*Excerpt provided*:

When you have your place to sit, in line with your seniority, when you’ve arranged your robe so that you’re properly covered, then the next step is to sit with a nice posture. If you eat with your head tilted too far back, it’s like an animal eating. If your head is tilted too far forward, it’s like a crow picking at a corpse. So keep your head upright. Don’t tilt it too far forward or back. Keep it in balance.
And know how to wear your robe while you eat. In some places, they eat with everything scattered all over the place. Their robes fall off as they dig right in. Sometimes they don’t even wear their upper robe. They haven’t even removed their bowls from the bowl bag, and they dig right in. Sometimes they finish eating and have no water to drink. This is called not knowing how to eat in line with the meal protocols. In some places, they play music and sing—they strike their spoons on their plates or glasses, and talk up a storm. This is not at all appropriate for contemplatives who are maintaining the precepts.
When the meal is over, you have to know how to put things away. Whatever can be saved to eat in the afternoon, you have to put it away well. For example, on the almsround they may have given you some sugar to use in the afternoon. So you put it away. But if you’ve mixed it with your food, you can’t keep it. The same with other medicines.
Leftovers come in three categories: what you should put away to eat later, what you should give to laypeople or novices, and what you should throw away. With things that you should put away, if you don’t put them away properly, there’s an offense. For laypeople, it’s a blemish. As for things you should throw away, if you don’t throw them away, it’s an offense. What you should put away, you have to put away. What you should throw away, you have to throw away.

(Page segmentation data)
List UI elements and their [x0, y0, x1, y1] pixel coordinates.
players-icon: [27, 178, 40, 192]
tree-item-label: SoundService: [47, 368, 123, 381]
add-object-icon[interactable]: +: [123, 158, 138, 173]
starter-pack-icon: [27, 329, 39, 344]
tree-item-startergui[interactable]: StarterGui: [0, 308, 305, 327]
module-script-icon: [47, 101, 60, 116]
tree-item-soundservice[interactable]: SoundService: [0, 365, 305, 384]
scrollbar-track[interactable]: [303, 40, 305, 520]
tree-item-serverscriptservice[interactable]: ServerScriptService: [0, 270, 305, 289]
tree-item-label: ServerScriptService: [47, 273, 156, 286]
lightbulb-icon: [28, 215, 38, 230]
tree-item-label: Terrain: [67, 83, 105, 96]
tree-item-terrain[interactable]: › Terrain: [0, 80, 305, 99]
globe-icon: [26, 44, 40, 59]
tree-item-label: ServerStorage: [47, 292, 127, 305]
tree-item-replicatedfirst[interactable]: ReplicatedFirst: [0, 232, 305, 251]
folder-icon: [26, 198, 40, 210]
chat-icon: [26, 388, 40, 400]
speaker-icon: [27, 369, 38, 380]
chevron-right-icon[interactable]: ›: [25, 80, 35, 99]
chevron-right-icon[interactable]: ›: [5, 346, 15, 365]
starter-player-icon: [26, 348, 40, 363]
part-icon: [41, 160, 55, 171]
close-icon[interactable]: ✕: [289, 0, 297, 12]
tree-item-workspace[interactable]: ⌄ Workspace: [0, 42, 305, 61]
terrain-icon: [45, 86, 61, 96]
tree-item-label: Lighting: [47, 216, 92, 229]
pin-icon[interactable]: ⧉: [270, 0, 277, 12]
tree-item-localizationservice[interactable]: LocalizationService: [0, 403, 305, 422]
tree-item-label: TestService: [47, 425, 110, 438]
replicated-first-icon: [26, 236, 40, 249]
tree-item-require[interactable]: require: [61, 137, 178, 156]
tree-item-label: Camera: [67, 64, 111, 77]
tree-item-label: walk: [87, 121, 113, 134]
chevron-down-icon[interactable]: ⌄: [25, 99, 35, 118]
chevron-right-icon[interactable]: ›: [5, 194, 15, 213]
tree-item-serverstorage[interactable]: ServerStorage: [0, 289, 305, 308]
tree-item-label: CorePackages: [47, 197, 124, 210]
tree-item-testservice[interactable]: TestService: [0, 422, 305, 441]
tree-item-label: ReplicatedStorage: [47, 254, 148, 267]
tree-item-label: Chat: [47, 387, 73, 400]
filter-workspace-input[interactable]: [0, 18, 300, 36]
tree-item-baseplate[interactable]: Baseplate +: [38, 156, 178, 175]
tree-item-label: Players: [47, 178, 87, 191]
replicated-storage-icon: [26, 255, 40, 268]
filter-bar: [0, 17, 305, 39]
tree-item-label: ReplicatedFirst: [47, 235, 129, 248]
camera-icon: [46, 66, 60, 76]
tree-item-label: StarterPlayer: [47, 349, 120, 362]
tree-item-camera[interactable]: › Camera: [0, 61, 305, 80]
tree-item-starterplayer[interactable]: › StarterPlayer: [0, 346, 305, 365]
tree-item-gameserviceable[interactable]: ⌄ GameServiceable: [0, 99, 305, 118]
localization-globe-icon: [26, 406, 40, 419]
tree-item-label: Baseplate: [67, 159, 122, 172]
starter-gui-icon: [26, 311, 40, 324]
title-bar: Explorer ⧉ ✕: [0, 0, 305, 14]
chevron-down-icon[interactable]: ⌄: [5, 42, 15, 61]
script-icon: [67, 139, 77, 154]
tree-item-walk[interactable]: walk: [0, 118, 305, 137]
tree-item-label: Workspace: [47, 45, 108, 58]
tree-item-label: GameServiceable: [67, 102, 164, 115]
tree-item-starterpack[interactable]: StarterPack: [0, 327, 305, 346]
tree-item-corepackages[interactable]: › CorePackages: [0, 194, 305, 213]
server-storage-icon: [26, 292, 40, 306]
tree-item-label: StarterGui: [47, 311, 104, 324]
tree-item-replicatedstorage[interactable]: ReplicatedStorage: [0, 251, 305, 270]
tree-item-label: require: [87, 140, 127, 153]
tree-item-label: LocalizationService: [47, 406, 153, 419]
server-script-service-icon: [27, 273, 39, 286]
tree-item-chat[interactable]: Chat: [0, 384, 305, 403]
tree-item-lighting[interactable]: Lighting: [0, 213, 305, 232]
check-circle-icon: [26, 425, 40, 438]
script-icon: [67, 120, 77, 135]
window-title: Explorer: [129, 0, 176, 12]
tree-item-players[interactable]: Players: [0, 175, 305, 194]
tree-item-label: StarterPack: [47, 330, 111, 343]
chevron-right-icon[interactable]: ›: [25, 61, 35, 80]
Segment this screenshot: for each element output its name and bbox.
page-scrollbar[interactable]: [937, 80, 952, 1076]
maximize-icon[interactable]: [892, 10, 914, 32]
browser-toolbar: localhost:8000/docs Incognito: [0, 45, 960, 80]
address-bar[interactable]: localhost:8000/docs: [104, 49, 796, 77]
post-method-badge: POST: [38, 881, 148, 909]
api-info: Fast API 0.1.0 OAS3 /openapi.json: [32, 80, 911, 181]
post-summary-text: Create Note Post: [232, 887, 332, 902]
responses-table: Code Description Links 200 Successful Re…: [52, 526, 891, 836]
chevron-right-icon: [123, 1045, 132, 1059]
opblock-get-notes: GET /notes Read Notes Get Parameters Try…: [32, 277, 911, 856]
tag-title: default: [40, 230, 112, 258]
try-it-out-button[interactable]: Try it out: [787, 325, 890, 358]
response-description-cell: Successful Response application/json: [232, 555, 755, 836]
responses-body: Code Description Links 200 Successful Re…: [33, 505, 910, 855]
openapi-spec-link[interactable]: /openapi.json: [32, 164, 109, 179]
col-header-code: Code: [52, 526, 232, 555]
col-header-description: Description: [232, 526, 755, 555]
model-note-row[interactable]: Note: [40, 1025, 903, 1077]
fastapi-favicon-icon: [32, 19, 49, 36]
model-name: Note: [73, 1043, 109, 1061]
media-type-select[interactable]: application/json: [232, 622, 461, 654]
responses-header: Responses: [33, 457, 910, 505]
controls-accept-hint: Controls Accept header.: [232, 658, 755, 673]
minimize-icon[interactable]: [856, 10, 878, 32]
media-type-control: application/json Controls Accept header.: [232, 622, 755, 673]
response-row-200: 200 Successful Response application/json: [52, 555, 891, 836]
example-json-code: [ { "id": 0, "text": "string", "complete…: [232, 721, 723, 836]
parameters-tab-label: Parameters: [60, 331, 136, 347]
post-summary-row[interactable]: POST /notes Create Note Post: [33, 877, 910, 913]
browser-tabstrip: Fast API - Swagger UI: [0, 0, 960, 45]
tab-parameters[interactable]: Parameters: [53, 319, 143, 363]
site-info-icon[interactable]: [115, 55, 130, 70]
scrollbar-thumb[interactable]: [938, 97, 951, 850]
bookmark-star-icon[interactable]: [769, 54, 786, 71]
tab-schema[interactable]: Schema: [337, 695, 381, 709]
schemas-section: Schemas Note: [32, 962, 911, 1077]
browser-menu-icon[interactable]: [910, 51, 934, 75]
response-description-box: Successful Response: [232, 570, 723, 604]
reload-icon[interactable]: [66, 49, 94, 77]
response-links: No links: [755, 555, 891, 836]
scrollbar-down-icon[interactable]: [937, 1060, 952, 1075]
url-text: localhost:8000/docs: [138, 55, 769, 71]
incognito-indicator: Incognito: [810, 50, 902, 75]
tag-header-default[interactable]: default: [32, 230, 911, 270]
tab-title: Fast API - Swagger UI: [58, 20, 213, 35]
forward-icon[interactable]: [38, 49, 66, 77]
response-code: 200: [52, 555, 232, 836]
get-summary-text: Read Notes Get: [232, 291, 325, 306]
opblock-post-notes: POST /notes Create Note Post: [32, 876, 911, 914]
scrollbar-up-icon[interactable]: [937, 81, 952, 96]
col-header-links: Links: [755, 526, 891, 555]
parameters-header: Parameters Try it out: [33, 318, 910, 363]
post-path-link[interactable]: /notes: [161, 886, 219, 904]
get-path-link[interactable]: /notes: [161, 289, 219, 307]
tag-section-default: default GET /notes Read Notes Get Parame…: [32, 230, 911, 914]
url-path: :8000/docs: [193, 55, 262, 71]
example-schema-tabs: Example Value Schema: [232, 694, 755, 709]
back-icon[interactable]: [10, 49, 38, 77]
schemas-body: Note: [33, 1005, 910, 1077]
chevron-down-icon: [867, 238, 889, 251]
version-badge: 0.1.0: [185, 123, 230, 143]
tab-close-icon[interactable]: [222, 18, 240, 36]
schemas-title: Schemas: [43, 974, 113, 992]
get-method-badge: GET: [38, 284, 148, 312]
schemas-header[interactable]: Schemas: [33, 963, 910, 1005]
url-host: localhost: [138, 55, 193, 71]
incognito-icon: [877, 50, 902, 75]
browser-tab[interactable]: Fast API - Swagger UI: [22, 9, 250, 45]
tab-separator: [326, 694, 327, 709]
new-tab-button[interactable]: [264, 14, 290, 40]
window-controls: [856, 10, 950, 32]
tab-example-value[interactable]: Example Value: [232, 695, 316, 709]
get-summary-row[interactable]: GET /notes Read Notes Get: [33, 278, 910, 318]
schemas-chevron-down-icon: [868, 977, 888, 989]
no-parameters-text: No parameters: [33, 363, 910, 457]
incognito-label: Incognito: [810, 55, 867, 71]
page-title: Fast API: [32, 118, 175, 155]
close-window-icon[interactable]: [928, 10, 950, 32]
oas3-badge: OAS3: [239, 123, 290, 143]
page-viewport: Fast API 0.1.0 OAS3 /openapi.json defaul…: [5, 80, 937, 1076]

*To do*:
Quote, word for word, everything in the passage on meal protocols from "When you have" down to "it in balance.". The records are separate from the passage on meal protocols.

*Answer to this problem*:
When you have your place to sit, in line with your seniority, when you’ve arranged your robe so that you’re properly covered, then the next step is to sit with a nice posture. If you eat with your head tilted too far back, it’s like an animal eating. If your head is tilted too far forward, it’s like a crow picking at a corpse. So keep your head upright. Don’t tilt it too far forward or back. Keep it in balance.